- _GOAL_
Print the records again, character for character.

Start of RECORDS FOR THIS EXERCISE

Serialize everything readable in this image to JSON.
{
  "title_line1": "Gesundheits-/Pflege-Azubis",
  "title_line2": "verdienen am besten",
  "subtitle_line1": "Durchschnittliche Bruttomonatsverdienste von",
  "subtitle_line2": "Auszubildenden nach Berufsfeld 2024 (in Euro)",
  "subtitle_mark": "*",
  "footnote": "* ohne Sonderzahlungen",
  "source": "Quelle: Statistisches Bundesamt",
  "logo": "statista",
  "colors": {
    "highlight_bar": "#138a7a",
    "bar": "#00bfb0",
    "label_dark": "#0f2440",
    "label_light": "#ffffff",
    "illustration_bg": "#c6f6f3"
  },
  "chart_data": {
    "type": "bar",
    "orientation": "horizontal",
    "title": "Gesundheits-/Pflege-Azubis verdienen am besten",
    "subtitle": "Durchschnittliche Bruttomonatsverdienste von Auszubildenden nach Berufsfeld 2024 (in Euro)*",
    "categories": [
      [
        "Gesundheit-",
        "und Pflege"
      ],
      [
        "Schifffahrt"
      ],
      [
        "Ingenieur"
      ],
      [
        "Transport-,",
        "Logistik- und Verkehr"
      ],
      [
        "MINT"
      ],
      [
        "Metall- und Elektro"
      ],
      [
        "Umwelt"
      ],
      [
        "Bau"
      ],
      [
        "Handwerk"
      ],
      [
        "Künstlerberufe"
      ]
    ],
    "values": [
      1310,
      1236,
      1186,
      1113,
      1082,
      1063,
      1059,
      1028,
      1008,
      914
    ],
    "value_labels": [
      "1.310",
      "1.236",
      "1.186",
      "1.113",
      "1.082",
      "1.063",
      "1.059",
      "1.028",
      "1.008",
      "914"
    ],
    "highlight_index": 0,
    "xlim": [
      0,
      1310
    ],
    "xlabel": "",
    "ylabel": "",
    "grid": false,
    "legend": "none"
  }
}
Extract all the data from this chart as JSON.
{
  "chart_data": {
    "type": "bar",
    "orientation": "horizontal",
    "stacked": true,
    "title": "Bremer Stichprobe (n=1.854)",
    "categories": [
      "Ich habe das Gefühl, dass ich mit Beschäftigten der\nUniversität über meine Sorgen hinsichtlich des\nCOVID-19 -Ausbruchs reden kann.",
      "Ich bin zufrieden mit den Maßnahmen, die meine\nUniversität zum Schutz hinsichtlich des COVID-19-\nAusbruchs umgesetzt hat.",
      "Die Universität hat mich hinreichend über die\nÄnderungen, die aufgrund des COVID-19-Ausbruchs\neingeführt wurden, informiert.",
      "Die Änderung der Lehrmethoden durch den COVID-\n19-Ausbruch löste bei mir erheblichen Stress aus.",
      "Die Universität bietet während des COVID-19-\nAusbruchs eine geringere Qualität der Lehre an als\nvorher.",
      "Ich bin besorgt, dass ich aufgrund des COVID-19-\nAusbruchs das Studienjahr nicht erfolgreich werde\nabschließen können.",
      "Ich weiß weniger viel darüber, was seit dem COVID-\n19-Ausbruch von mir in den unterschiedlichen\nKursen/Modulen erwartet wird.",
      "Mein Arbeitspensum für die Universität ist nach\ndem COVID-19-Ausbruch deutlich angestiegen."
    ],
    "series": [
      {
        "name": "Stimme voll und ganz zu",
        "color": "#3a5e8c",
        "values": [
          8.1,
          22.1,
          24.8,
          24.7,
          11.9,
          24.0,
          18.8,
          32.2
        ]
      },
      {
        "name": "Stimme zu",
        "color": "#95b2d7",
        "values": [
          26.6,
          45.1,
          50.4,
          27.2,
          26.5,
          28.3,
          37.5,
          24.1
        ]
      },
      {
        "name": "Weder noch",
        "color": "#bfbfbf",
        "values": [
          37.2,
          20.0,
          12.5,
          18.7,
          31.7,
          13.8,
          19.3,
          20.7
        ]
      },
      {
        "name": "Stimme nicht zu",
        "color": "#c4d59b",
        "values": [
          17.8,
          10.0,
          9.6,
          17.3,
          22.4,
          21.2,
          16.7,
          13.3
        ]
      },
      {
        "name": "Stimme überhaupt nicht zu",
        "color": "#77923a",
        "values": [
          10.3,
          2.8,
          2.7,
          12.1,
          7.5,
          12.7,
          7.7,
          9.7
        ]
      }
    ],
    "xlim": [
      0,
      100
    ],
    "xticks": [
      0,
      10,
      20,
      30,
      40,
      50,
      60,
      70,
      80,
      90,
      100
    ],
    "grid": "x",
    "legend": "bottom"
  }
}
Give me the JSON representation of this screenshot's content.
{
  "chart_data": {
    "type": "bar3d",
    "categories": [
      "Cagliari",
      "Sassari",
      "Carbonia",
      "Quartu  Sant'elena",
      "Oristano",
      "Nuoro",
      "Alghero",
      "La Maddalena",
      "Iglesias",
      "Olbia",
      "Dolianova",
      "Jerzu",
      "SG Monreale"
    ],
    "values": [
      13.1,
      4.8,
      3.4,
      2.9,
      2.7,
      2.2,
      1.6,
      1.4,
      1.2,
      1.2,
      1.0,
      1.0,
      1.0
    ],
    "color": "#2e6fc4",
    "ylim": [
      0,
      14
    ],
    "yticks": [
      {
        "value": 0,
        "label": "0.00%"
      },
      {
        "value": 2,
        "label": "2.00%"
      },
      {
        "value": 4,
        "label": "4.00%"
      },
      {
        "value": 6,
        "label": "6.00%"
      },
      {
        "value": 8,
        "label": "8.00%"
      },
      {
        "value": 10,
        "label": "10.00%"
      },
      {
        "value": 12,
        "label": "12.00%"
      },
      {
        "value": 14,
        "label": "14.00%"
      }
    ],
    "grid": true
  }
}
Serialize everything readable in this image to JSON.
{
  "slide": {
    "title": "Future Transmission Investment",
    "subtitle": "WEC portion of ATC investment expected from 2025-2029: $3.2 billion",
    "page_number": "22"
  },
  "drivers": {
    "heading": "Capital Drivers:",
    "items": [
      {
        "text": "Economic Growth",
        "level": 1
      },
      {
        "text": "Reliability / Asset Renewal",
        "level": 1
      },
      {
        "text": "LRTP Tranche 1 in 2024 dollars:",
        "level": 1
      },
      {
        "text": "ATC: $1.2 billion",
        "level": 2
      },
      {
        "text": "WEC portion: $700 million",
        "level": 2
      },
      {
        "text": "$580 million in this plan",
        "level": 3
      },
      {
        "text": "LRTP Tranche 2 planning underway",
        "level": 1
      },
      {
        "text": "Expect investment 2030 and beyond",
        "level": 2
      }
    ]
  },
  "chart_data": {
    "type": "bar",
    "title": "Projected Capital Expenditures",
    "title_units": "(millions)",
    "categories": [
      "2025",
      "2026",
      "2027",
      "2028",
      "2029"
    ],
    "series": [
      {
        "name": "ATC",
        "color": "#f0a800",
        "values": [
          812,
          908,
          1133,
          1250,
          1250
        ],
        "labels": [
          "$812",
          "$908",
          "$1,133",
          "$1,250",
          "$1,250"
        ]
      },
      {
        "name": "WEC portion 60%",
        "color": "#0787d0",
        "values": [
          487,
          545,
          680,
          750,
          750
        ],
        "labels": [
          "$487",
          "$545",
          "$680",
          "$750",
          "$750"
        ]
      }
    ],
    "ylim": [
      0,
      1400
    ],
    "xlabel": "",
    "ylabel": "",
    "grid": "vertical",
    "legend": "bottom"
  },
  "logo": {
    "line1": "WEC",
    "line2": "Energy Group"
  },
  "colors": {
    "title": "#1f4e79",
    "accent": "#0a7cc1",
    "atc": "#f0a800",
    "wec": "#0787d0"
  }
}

End of RECORDS FOR THIS EXERCISE

- _WRITTEN RESPONSE_
Serialize everything readable in this image to JSON.
{
  "title_line1": "Gesundheits-/Pflege-Azubis",
  "title_line2": "verdienen am besten",
  "subtitle_line1": "Durchschnittliche Bruttomonatsverdienste von",
  "subtitle_line2": "Auszubildenden nach Berufsfeld 2024 (in Euro)",
  "subtitle_mark": "*",
  "footnote": "* ohne Sonderzahlungen",
  "source": "Quelle: Statistisches Bundesamt",
  "logo": "statista",
  "colors": {
    "highlight_bar": "#138a7a",
    "bar": "#00bfb0",
    "label_dark": "#0f2440",
    "label_light": "#ffffff",
    "illustration_bg": "#c6f6f3"
  },
  "chart_data": {
    "type": "bar",
    "orientation": "horizontal",
    "title": "Gesundheits-/Pflege-Azubis verdienen am besten",
    "subtitle": "Durchschnittliche Bruttomonatsverdienste von Auszubildenden nach Berufsfeld 2024 (in Euro)*",
    "categories": [
      [
        "Gesundheit-",
        "und Pflege"
      ],
      [
        "Schifffahrt"
      ],
      [
        "Ingenieur"
      ],
      [
        "Transport-,",
        "Logistik- und Verkehr"
      ],
      [
        "MINT"
      ],
      [
        "Metall- und Elektro"
      ],
      [
        "Umwelt"
      ],
      [
        "Bau"
      ],
      [
        "Handwerk"
      ],
      [
        "Künstlerberufe"
      ]
    ],
    "values": [
      1310,
      1236,
      1186,
      1113,
      1082,
      1063,
      1059,
      1028,
      1008,
      914
    ],
    "value_labels": [
      "1.310",
      "1.236",
      "1.186",
      "1.113",
      "1.082",
      "1.063",
      "1.059",
      "1.028",
      "1.008",
      "914"
    ],
    "highlight_index": 0,
    "xlim": [
      0,
      1310
    ],
    "xlabel": "",
    "ylabel": "",
    "grid": false,
    "legend": "none"
  }
}
Extract all the data from this chart as JSON.
{
  "chart_data": {
    "type": "bar",
    "orientation": "horizontal",
    "stacked": true,
    "title": "Bremer Stichprobe (n=1.854)",
    "categories": [
      "Ich habe das Gefühl, dass ich mit Beschäftigten der\nUniversität über meine Sorgen hinsichtlich des\nCOVID-19 -Ausbruchs reden kann.",
      "Ich bin zufrieden mit den Maßnahmen, die meine\nUniversität zum Schutz hinsichtlich des COVID-19-\nAusbruchs umgesetzt hat.",
      "Die Universität hat mich hinreichend über die\nÄnderungen, die aufgrund des COVID-19-Ausbruchs\neingeführt wurden, informiert.",
      "Die Änderung der Lehrmethoden durch den COVID-\n19-Ausbruch löste bei mir erheblichen Stress aus.",
      "Die Universität bietet während des COVID-19-\nAusbruchs eine geringere Qualität der Lehre an als\nvorher.",
      "Ich bin besorgt, dass ich aufgrund des COVID-19-\nAusbruchs das Studienjahr nicht erfolgreich werde\nabschließen können.",
      "Ich weiß weniger viel darüber, was seit dem COVID-\n19-Ausbruch von mir in den unterschiedlichen\nKursen/Modulen erwartet wird.",
      "Mein Arbeitspensum für die Universität ist nach\ndem COVID-19-Ausbruch deutlich angestiegen."
    ],
    "series": [
      {
        "name": "Stimme voll und ganz zu",
        "color": "#3a5e8c",
        "values": [
          8.1,
          22.1,
          24.8,
          24.7,
          11.9,
          24.0,
          18.8,
          32.2
        ]
      },
      {
        "name": "Stimme zu",
        "color": "#95b2d7",
        "values": [
          26.6,
          45.1,
          50.4,
          27.2,
          26.5,
          28.3,
          37.5,
          24.1
        ]
      },
      {
        "name": "Weder noch",
        "color": "#bfbfbf",
        "values": [
          37.2,
          20.0,
          12.5,
          18.7,
          31.7,
          13.8,
          19.3,
          20.7
        ]
      },
      {
        "name": "Stimme nicht zu",
        "color": "#c4d59b",
        "values": [
          17.8,
          10.0,
          9.6,
          17.3,
          22.4,
          21.2,
          16.7,
          13.3
        ]
      },
      {
        "name": "Stimme überhaupt nicht zu",
        "color": "#77923a",
        "values": [
          10.3,
          2.8,
          2.7,
          12.1,
          7.5,
          12.7,
          7.7,
          9.7
        ]
      }
    ],
    "xlim": [
      0,
      100
    ],
    "xticks": [
      0,
      10,
      20,
      30,
      40,
      50,
      60,
      70,
      80,
      90,
      100
    ],
    "grid": "x",
    "legend": "bottom"
  }
}
Give me the JSON representation of this screenshot's content.
{
  "chart_data": {
    "type": "bar3d",
    "categories": [
      "Cagliari",
      "Sassari",
      "Carbonia",
      "Quartu  Sant'elena",
      "Oristano",
      "Nuoro",
      "Alghero",
      "La Maddalena",
      "Iglesias",
      "Olbia",
      "Dolianova",
      "Jerzu",
      "SG Monreale"
    ],
    "values": [
      13.1,
      4.8,
      3.4,
      2.9,
      2.7,
      2.2,
      1.6,
      1.4,
      1.2,
      1.2,
      1.0,
      1.0,
      1.0
    ],
    "color": "#2e6fc4",
    "ylim": [
      0,
      14
    ],
    "yticks": [
      {
        "value": 0,
        "label": "0.00%"
      },
      {
        "value": 2,
        "label": "2.00%"
      },
      {
        "value": 4,
        "label": "4.00%"
      },
      {
        "value": 6,
        "label": "6.00%"
      },
      {
        "value": 8,
        "label": "8.00%"
      },
      {
        "value": 10,
        "label": "10.00%"
      },
      {
        "value": 12,
        "label": "12.00%"
      },
      {
        "value": 14,
        "label": "14.00%"
      }
    ],
    "grid": true
  }
}
Serialize everything readable in this image to JSON.
{
  "slide": {
    "title": "Future Transmission Investment",
    "subtitle": "WEC portion of ATC investment expected from 2025-2029: $3.2 billion",
    "page_number": "22"
  },
  "drivers": {
    "heading": "Capital Drivers:",
    "items": [
      {
        "text": "Economic Growth",
        "level": 1
      },
      {
        "text": "Reliability / Asset Renewal",
        "level": 1
      },
      {
        "text": "LRTP Tranche 1 in 2024 dollars:",
        "level": 1
      },
      {
        "text": "ATC: $1.2 billion",
        "level": 2
      },
      {
        "text": "WEC portion: $700 million",
        "level": 2
      },
      {
        "text": "$580 million in this plan",
        "level": 3
      },
      {
        "text": "LRTP Tranche 2 planning underway",
        "level": 1
      },
      {
        "text": "Expect investment 2030 and beyond",
        "level": 2
      }
    ]
  },
  "chart_data": {
    "type": "bar",
    "title": "Projected Capital Expenditures",
    "title_units": "(millions)",
    "categories": [
      "2025",
      "2026",
      "2027",
      "2028",
      "2029"
    ],
    "series": [
      {
        "name": "ATC",
        "color": "#f0a800",
        "values": [
          812,
          908,
          1133,
          1250,
          1250
        ],
        "labels": [
          "$812",
          "$908",
          "$1,133",
          "$1,250",
          "$1,250"
        ]
      },
      {
        "name": "WEC portion 60%",
        "color": "#0787d0",
        "values": [
          487,
          545,
          680,
          750,
          750
        ],
        "labels": [
          "$487",
          "$545",
          "$680",
          "$750",
          "$750"
        ]
      }
    ],
    "ylim": [
      0,
      1400
    ],
    "xlabel": "",
    "ylabel": "",
    "grid": "vertical",
    "legend": "bottom"
  },
  "logo": {
    "line1": "WEC",
    "line2": "Energy Group"
  },
  "colors": {
    "title": "#1f4e79",
    "accent": "#0a7cc1",
    "atc": "#f0a800",
    "wec": "#0787d0"
  }
}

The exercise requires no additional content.